Given task -
Please transcribe the listing below in full and word for word, without its pictures.

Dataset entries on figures
------------------------------------------------------------
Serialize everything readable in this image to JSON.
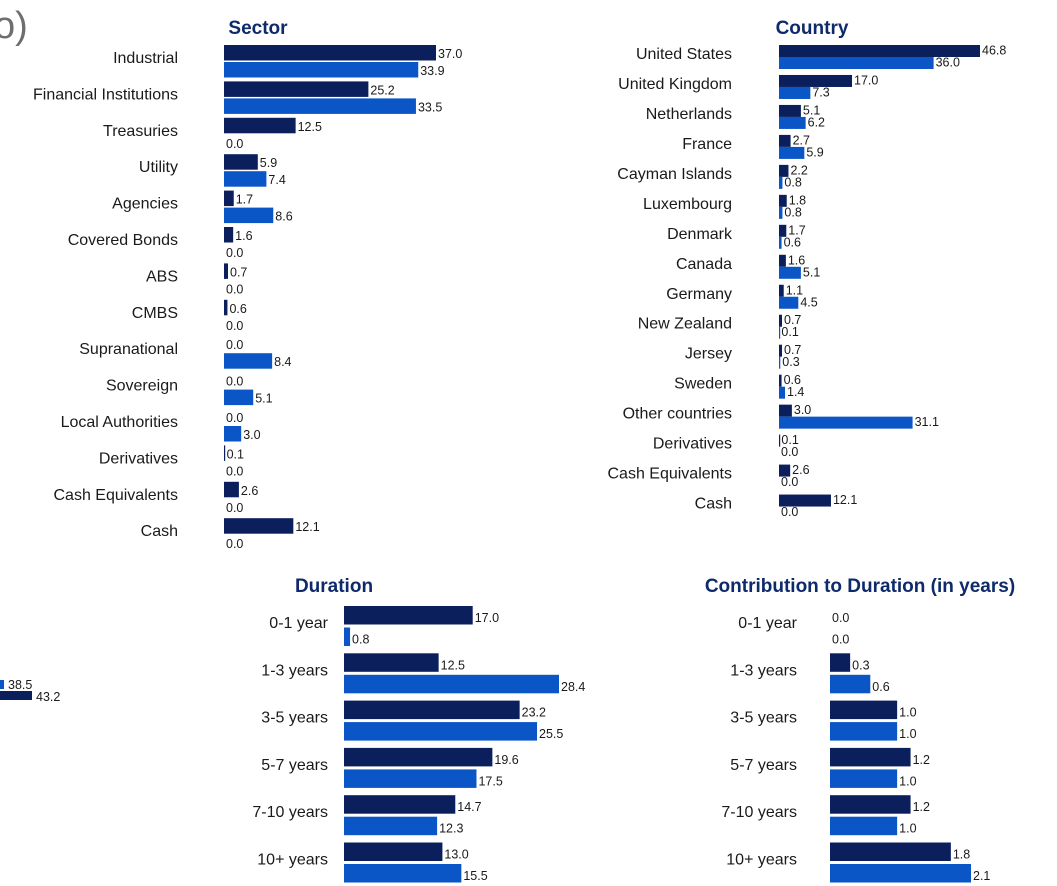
{
  "colors": {
    "series_a": "#0a1f5c",
    "series_b": "#0b56c7"
  },
  "fragments": {
    "top_left_glyph": "o)",
    "side_values": [
      "38.5",
      "43.2"
    ]
  },
  "chart_data": [
    {
      "type": "bar",
      "title": "Sector",
      "categories": [
        "Industrial",
        "Financial Institutions",
        "Treasuries",
        "Utility",
        "Agencies",
        "Covered Bonds",
        "ABS",
        "CMBS",
        "Supranational",
        "Sovereign",
        "Local Authorities",
        "Derivatives",
        "Cash Equivalents",
        "Cash"
      ],
      "series": [
        {
          "values": [
            37.0,
            25.2,
            12.5,
            5.9,
            1.7,
            1.6,
            0.7,
            0.6,
            0.0,
            0.0,
            0.0,
            0.1,
            2.6,
            12.1
          ]
        },
        {
          "values": [
            33.9,
            33.5,
            0.0,
            7.4,
            8.6,
            0.0,
            0.0,
            0.0,
            8.4,
            5.1,
            3.0,
            0.0,
            0.0,
            0.0
          ]
        }
      ],
      "xlim": [
        0,
        37
      ]
    },
    {
      "type": "bar",
      "title": "Country",
      "categories": [
        "United States",
        "United Kingdom",
        "Netherlands",
        "France",
        "Cayman Islands",
        "Luxembourg",
        "Denmark",
        "Canada",
        "Germany",
        "New Zealand",
        "Jersey",
        "Sweden",
        "Other countries",
        "Derivatives",
        "Cash Equivalents",
        "Cash"
      ],
      "series": [
        {
          "values": [
            46.8,
            17.0,
            5.1,
            2.7,
            2.2,
            1.8,
            1.7,
            1.6,
            1.1,
            0.7,
            0.7,
            0.6,
            3.0,
            0.1,
            2.6,
            12.1
          ]
        },
        {
          "values": [
            36.0,
            7.3,
            6.2,
            5.9,
            0.8,
            0.8,
            0.6,
            5.1,
            4.5,
            0.1,
            0.3,
            1.4,
            31.1,
            0.0,
            0.0,
            0.0
          ]
        }
      ],
      "xlim": [
        0,
        46.8
      ]
    },
    {
      "type": "bar",
      "title": "Duration",
      "categories": [
        "0-1 year",
        "1-3 years",
        "3-5 years",
        "5-7 years",
        "7-10 years",
        "10+ years"
      ],
      "series": [
        {
          "values": [
            17.0,
            12.5,
            23.2,
            19.6,
            14.7,
            13.0
          ]
        },
        {
          "values": [
            0.8,
            28.4,
            25.5,
            17.5,
            12.3,
            15.5
          ]
        }
      ],
      "xlim": [
        0,
        28.4
      ]
    },
    {
      "type": "bar",
      "title": "Contribution to Duration (in years)",
      "categories": [
        "0-1 year",
        "1-3 years",
        "3-5 years",
        "5-7 years",
        "7-10 years",
        "10+ years"
      ],
      "series": [
        {
          "values": [
            0.0,
            0.3,
            1.0,
            1.2,
            1.2,
            1.8
          ]
        },
        {
          "values": [
            0.0,
            0.6,
            1.0,
            1.0,
            1.0,
            2.1
          ]
        }
      ],
      "xlim": [
        0,
        2.1
      ]
    }
  ]
}
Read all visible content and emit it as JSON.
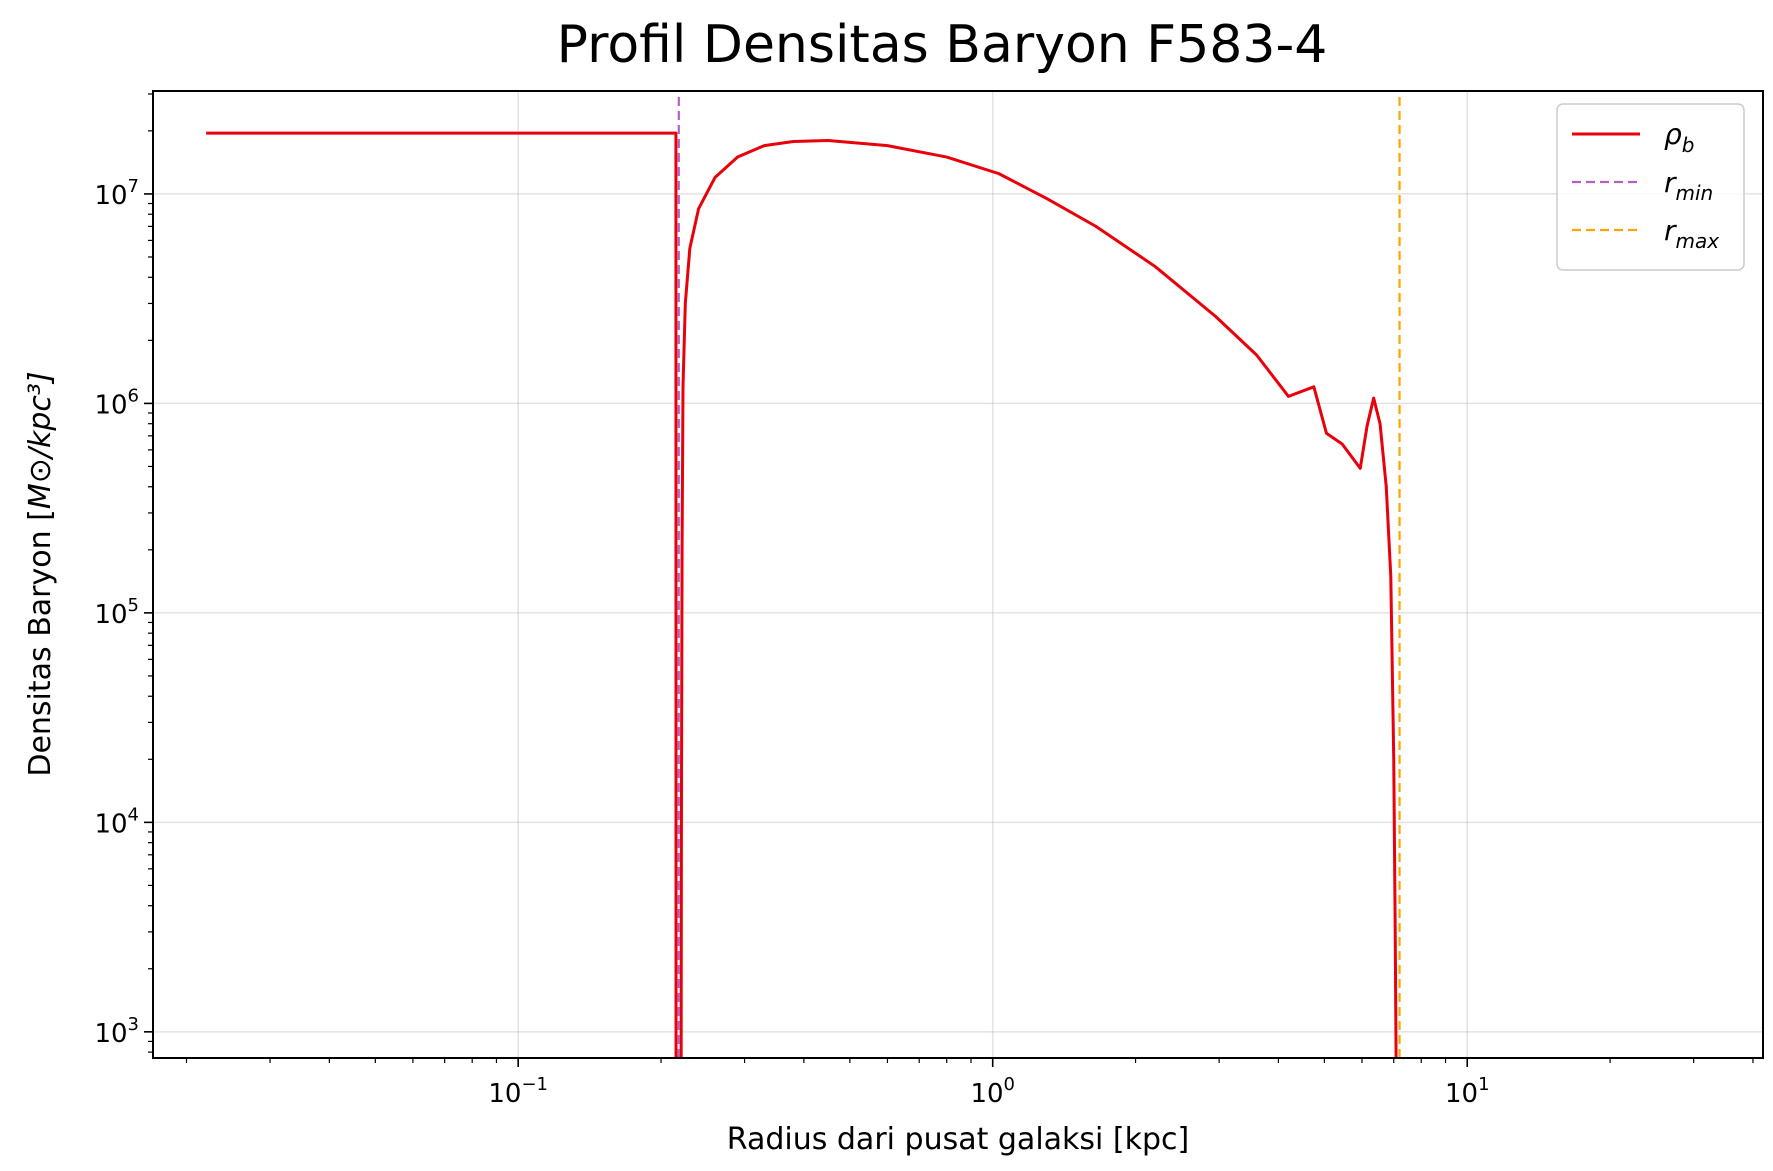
{
  "chart_data": {
    "type": "line",
    "title": "Profil Densitas Baryon F583-4",
    "xlabel": "Radius dari pusat galaksi [kpc]",
    "ylabel_text": "Densitas Baryon [",
    "ylabel_math": "M⊙/kpc³]",
    "xscale": "log",
    "yscale": "log",
    "xlim": [
      0.017,
      42
    ],
    "ylim": [
      750,
      31000000
    ],
    "grid": true,
    "legend_position": "top-right",
    "x_ticks": [
      {
        "value": 0.1,
        "base": "10",
        "exp": "−1"
      },
      {
        "value": 1,
        "base": "10",
        "exp": "0"
      },
      {
        "value": 10,
        "base": "10",
        "exp": "1"
      }
    ],
    "y_ticks": [
      {
        "value": 1000,
        "base": "10",
        "exp": "3"
      },
      {
        "value": 10000,
        "base": "10",
        "exp": "4"
      },
      {
        "value": 100000,
        "base": "10",
        "exp": "5"
      },
      {
        "value": 1000000,
        "base": "10",
        "exp": "6"
      },
      {
        "value": 10000000,
        "base": "10",
        "exp": "7"
      }
    ],
    "series": [
      {
        "name": "ρ_b",
        "legend_main": "ρ",
        "legend_sub": "b",
        "color": "#e8000b",
        "style": "solid",
        "x": [
          0.022,
          0.215,
          0.2151,
          0.218,
          0.2205,
          0.2208,
          0.2215,
          0.2225,
          0.225,
          0.23,
          0.24,
          0.26,
          0.29,
          0.33,
          0.38,
          0.45,
          0.6,
          0.8,
          1.03,
          1.3,
          1.65,
          2.2,
          2.95,
          3.6,
          4.2,
          4.75,
          5.05,
          5.45,
          5.95,
          6.15,
          6.35,
          6.55,
          6.75,
          6.9,
          7.0,
          7.05,
          7.08
        ],
        "y": [
          19500000,
          19500000,
          750,
          750,
          750,
          10000,
          200000,
          1200000,
          3000000,
          5500000,
          8500000,
          12000000,
          15000000,
          17000000,
          17800000,
          18000000,
          17000000,
          15000000,
          12500000,
          9500000,
          7000000,
          4500000,
          2600000,
          1700000,
          1080000,
          1200000,
          720000,
          640000,
          490000,
          780000,
          1060000,
          800000,
          400000,
          150000,
          20000,
          3000,
          750
        ]
      },
      {
        "name": "r_min",
        "legend_main": "r",
        "legend_sub": "min",
        "color": "#b55fc6",
        "style": "dashed",
        "x": [
          0.218,
          0.218
        ],
        "y": [
          750,
          31000000
        ]
      },
      {
        "name": "r_max",
        "legend_main": "r",
        "legend_sub": "max",
        "color": "#ffa500",
        "style": "dashed",
        "x": [
          7.2,
          7.2
        ],
        "y": [
          750,
          31000000
        ]
      }
    ]
  }
}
------------------------------------------------------------
Exercise output -
Serialize everything readable in this image to JSON.
{
  "colors": {
    "series_a": "#0a1f5c",
    "series_b": "#0b56c7"
  },
  "fragments": {
    "top_left_glyph": "o)",
    "side_values": [
      "38.5",
      "43.2"
    ]
  },
  "chart_data": [
    {
      "type": "bar",
      "title": "Sector",
      "categories": [
        "Industrial",
        "Financial Institutions",
        "Treasuries",
        "Utility",
        "Agencies",
        "Covered Bonds",
        "ABS",
        "CMBS",
        "Supranational",
        "Sovereign",
        "Local Authorities",
        "Derivatives",
        "Cash Equivalents",
        "Cash"
      ],
      "series": [
        {
          "values": [
            37.0,
            25.2,
            12.5,
            5.9,
            1.7,
            1.6,
            0.7,
            0.6,
            0.0,
            0.0,
            0.0,
            0.1,
            2.6,
            12.1
          ]
        },
        {
          "values": [
            33.9,
            33.5,
            0.0,
            7.4,
            8.6,
            0.0,
            0.0,
            0.0,
            8.4,
            5.1,
            3.0,
            0.0,
            0.0,
            0.0
          ]
        }
      ],
      "xlim": [
        0,
        37
      ]
    },
    {
      "type": "bar",
      "title": "Country",
      "categories": [
        "United States",
        "United Kingdom",
        "Netherlands",
        "France",
        "Cayman Islands",
        "Luxembourg",
        "Denmark",
        "Canada",
        "Germany",
        "New Zealand",
        "Jersey",
        "Sweden",
        "Other countries",
        "Derivatives",
        "Cash Equivalents",
        "Cash"
      ],
      "series": [
        {
          "values": [
            46.8,
            17.0,
            5.1,
            2.7,
            2.2,
            1.8,
            1.7,
            1.6,
            1.1,
            0.7,
            0.7,
            0.6,
            3.0,
            0.1,
            2.6,
            12.1
          ]
        },
        {
          "values": [
            36.0,
            7.3,
            6.2,
            5.9,
            0.8,
            0.8,
            0.6,
            5.1,
            4.5,
            0.1,
            0.3,
            1.4,
            31.1,
            0.0,
            0.0,
            0.0
          ]
        }
      ],
      "xlim": [
        0,
        46.8
      ]
    },
    {
      "type": "bar",
      "title": "Duration",
      "categories": [
        "0-1 year",
        "1-3 years",
        "3-5 years",
        "5-7 years",
        "7-10 years",
        "10+ years"
      ],
      "series": [
        {
          "values": [
            17.0,
            12.5,
            23.2,
            19.6,
            14.7,
            13.0
          ]
        },
        {
          "values": [
            0.8,
            28.4,
            25.5,
            17.5,
            12.3,
            15.5
          ]
        }
      ],
      "xlim": [
        0,
        28.4
      ]
    },
    {
      "type": "bar",
      "title": "Contribution to Duration (in years)",
      "categories": [
        "0-1 year",
        "1-3 years",
        "3-5 years",
        "5-7 years",
        "7-10 years",
        "10+ years"
      ],
      "series": [
        {
          "values": [
            0.0,
            0.3,
            1.0,
            1.2,
            1.2,
            1.8
          ]
        },
        {
          "values": [
            0.0,
            0.6,
            1.0,
            1.0,
            1.0,
            2.1
          ]
        }
      ],
      "xlim": [
        0,
        2.1
      ]
    }
  ]
}
Read all visible content and emit it as JSON.
{
  "chart_data": {
    "type": "line",
    "title": "Profil Densitas Baryon F583-4",
    "xlabel": "Radius dari pusat galaksi [kpc]",
    "ylabel_text": "Densitas Baryon [",
    "ylabel_math": "M⊙/kpc³]",
    "xscale": "log",
    "yscale": "log",
    "xlim": [
      0.017,
      42
    ],
    "ylim": [
      750,
      31000000
    ],
    "grid": true,
    "legend_position": "top-right",
    "x_ticks": [
      {
        "value": 0.1,
        "base": "10",
        "exp": "−1"
      },
      {
        "value": 1,
        "base": "10",
        "exp": "0"
      },
      {
        "value": 10,
        "base": "10",
        "exp": "1"
      }
    ],
    "y_ticks": [
      {
        "value": 1000,
        "base": "10",
        "exp": "3"
      },
      {
        "value": 10000,
        "base": "10",
        "exp": "4"
      },
      {
        "value": 100000,
        "base": "10",
        "exp": "5"
      },
      {
        "value": 1000000,
        "base": "10",
        "exp": "6"
      },
      {
        "value": 10000000,
        "base": "10",
        "exp": "7"
      }
    ],
    "series": [
      {
        "name": "ρ_b",
        "legend_main": "ρ",
        "legend_sub": "b",
        "color": "#e8000b",
        "style": "solid",
        "x": [
          0.022,
          0.215,
          0.2151,
          0.218,
          0.2205,
          0.2208,
          0.2215,
          0.2225,
          0.225,
          0.23,
          0.24,
          0.26,
          0.29,
          0.33,
          0.38,
          0.45,
          0.6,
          0.8,
          1.03,
          1.3,
          1.65,
          2.2,
          2.95,
          3.6,
          4.2,
          4.75,
          5.05,
          5.45,
          5.95,
          6.15,
          6.35,
          6.55,
          6.75,
          6.9,
          7.0,
          7.05,
          7.08
        ],
        "y": [
          19500000,
          19500000,
          750,
          750,
          750,
          10000,
          200000,
          1200000,
          3000000,
          5500000,
          8500000,
          12000000,
          15000000,
          17000000,
          17800000,
          18000000,
          17000000,
          15000000,
          12500000,
          9500000,
          7000000,
          4500000,
          2600000,
          1700000,
          1080000,
          1200000,
          720000,
          640000,
          490000,
          780000,
          1060000,
          800000,
          400000,
          150000,
          20000,
          3000,
          750
        ]
      },
      {
        "name": "r_min",
        "legend_main": "r",
        "legend_sub": "min",
        "color": "#b55fc6",
        "style": "dashed",
        "x": [
          0.218,
          0.218
        ],
        "y": [
          750,
          31000000
        ]
      },
      {
        "name": "r_max",
        "legend_main": "r",
        "legend_sub": "max",
        "color": "#ffa500",
        "style": "dashed",
        "x": [
          7.2,
          7.2
        ],
        "y": [
          750,
          31000000
        ]
      }
    ]
  }
}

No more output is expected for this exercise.